> Description of the task
Identify and pull out each line of the entries in which "JSON" occurs.

> Rows from a dataset
## START

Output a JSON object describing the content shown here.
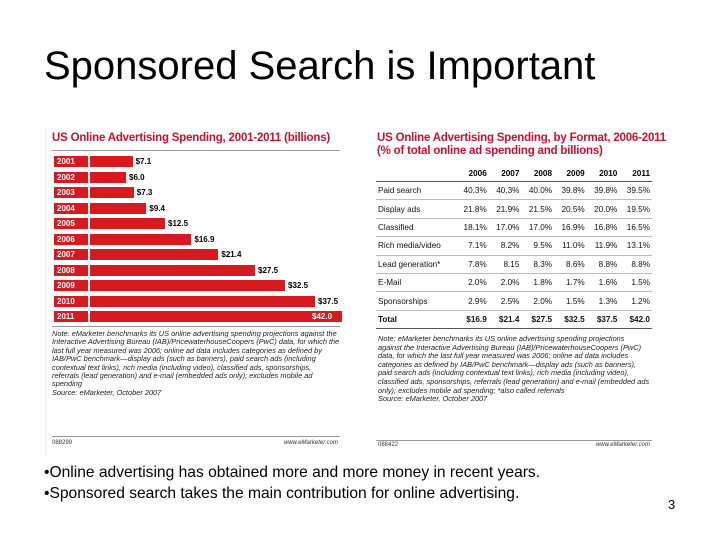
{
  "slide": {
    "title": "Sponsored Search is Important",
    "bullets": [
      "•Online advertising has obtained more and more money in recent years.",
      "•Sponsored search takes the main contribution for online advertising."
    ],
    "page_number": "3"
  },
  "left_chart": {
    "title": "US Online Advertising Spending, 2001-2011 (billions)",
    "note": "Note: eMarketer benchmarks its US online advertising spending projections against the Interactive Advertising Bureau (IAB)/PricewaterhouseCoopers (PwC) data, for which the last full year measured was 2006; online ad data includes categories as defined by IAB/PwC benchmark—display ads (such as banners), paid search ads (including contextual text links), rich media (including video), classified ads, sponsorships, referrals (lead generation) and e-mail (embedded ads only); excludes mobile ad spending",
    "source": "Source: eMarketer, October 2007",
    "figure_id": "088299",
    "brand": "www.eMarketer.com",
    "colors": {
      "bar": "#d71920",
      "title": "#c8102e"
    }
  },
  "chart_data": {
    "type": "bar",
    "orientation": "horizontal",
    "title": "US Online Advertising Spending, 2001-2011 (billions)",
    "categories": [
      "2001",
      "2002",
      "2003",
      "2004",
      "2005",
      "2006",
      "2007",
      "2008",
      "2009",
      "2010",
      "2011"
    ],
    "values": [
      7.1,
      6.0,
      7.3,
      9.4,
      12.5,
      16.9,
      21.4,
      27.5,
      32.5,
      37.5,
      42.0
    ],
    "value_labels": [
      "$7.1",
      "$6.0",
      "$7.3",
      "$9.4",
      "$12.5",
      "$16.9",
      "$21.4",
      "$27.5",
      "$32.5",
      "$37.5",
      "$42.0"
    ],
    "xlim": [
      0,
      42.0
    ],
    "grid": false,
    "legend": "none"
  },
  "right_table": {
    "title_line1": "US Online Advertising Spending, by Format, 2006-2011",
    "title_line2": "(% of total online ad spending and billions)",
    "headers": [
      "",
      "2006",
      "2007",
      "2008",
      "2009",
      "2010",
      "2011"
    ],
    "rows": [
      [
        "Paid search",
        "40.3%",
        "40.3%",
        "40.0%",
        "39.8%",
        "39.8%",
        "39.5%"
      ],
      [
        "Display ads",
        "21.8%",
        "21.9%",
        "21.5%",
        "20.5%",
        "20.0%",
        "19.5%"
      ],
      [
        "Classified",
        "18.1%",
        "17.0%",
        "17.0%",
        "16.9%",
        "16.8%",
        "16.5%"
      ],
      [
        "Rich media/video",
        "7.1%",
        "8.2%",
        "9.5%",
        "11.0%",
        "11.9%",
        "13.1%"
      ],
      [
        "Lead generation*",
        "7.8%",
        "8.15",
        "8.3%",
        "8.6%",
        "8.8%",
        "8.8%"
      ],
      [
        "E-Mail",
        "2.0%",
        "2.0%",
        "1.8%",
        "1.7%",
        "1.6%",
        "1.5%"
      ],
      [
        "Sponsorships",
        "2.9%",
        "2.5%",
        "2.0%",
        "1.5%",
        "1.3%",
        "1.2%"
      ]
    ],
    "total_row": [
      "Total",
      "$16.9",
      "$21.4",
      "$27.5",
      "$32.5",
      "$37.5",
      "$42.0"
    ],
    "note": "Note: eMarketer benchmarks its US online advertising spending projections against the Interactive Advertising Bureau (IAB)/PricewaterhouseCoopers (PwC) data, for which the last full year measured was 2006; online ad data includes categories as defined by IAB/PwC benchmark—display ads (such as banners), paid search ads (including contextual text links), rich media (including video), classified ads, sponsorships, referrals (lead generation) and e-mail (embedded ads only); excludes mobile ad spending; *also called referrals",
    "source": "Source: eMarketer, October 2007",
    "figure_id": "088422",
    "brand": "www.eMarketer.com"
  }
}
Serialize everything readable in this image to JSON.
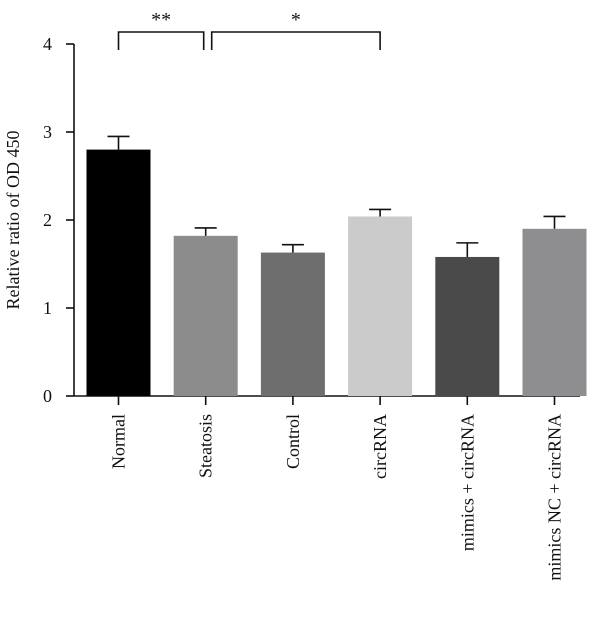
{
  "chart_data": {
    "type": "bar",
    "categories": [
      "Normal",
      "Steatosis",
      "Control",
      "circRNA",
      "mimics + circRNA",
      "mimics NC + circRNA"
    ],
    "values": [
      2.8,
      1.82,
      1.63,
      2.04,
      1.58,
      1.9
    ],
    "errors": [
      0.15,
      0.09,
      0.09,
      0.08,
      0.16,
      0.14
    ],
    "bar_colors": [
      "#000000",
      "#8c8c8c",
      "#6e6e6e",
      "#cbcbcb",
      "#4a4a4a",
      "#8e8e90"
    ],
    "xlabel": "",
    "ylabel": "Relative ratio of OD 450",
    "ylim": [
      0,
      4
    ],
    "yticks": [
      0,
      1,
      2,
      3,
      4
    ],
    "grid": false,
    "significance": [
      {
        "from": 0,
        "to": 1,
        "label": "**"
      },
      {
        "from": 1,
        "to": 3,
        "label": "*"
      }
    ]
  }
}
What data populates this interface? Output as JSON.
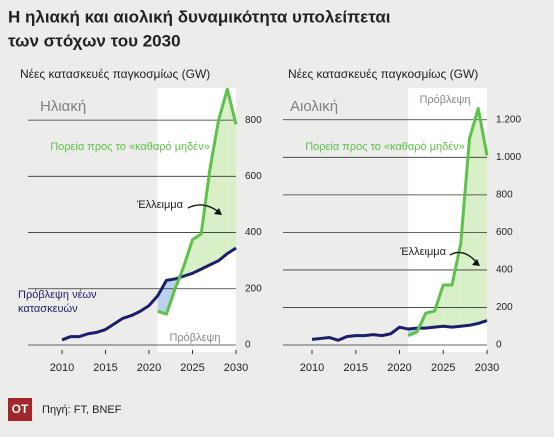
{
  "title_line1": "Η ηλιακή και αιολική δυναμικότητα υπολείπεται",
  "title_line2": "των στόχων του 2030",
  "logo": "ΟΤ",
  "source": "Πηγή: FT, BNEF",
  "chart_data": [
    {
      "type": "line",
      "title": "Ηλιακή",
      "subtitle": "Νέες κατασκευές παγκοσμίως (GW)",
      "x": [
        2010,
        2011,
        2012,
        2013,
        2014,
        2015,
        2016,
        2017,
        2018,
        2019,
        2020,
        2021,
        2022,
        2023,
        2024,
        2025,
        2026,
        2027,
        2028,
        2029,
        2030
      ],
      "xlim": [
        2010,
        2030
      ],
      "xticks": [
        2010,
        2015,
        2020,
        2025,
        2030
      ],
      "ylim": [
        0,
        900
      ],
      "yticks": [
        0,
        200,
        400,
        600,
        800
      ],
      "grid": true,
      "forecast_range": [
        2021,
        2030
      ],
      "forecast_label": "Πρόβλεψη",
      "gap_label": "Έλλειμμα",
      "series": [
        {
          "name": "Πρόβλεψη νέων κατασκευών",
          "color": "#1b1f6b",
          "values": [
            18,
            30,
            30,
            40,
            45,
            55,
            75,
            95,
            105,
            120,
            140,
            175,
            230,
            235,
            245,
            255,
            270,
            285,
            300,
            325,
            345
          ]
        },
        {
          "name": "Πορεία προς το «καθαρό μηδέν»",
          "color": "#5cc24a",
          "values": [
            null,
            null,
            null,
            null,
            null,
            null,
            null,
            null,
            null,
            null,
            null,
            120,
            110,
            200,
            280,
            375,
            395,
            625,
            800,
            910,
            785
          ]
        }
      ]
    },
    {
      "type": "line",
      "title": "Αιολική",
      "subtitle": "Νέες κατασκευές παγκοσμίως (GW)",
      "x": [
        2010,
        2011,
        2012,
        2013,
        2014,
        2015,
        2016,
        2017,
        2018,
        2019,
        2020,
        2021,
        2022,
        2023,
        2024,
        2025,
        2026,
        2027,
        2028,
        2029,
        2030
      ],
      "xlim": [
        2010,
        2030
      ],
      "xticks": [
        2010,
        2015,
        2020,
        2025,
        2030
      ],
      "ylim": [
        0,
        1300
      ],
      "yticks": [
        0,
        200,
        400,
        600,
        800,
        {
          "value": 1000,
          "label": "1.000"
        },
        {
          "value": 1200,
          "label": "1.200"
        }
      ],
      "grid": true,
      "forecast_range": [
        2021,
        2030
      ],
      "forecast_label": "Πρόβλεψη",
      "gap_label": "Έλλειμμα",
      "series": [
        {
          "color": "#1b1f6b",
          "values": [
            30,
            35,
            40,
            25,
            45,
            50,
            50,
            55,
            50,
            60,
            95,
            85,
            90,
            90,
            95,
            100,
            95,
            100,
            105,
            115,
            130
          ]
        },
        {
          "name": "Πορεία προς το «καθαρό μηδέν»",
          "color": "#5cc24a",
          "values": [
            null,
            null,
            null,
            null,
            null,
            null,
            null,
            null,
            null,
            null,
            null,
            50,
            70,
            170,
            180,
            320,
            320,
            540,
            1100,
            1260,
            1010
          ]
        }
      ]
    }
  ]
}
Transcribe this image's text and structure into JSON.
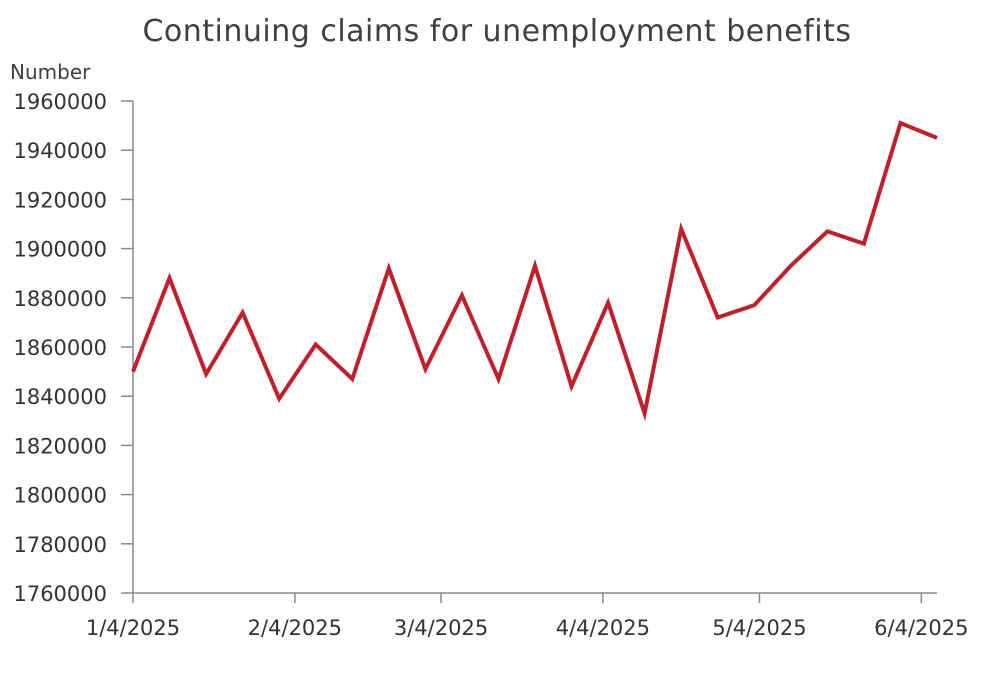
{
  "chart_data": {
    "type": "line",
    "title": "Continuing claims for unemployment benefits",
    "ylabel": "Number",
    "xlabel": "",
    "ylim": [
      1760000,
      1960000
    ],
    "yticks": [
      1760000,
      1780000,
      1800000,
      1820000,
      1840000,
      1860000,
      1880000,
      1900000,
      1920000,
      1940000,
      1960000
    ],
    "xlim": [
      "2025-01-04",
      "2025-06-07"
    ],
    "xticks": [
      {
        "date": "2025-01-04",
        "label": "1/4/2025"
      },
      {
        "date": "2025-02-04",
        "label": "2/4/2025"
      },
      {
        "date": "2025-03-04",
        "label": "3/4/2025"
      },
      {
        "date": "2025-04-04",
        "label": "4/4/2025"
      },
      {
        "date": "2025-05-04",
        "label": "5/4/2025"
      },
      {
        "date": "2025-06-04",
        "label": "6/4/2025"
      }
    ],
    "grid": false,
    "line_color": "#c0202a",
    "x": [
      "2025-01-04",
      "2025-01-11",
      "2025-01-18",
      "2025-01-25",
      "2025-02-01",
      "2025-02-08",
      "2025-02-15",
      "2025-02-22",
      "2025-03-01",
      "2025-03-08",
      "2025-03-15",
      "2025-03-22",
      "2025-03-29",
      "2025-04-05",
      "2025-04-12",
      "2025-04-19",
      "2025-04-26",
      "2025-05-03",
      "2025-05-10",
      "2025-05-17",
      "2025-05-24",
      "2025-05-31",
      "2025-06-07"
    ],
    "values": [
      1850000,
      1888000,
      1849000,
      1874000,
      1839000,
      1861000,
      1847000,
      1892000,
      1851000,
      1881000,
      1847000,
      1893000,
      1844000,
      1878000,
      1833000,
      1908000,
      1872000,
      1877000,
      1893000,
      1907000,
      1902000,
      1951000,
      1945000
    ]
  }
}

## END

> Complete output
Output a JSON object describing the content shown here.
Serialize everything readable in this image to JSON.
What data populates this interface? Output as JSON.
Transcribe this image's text and structure into JSON.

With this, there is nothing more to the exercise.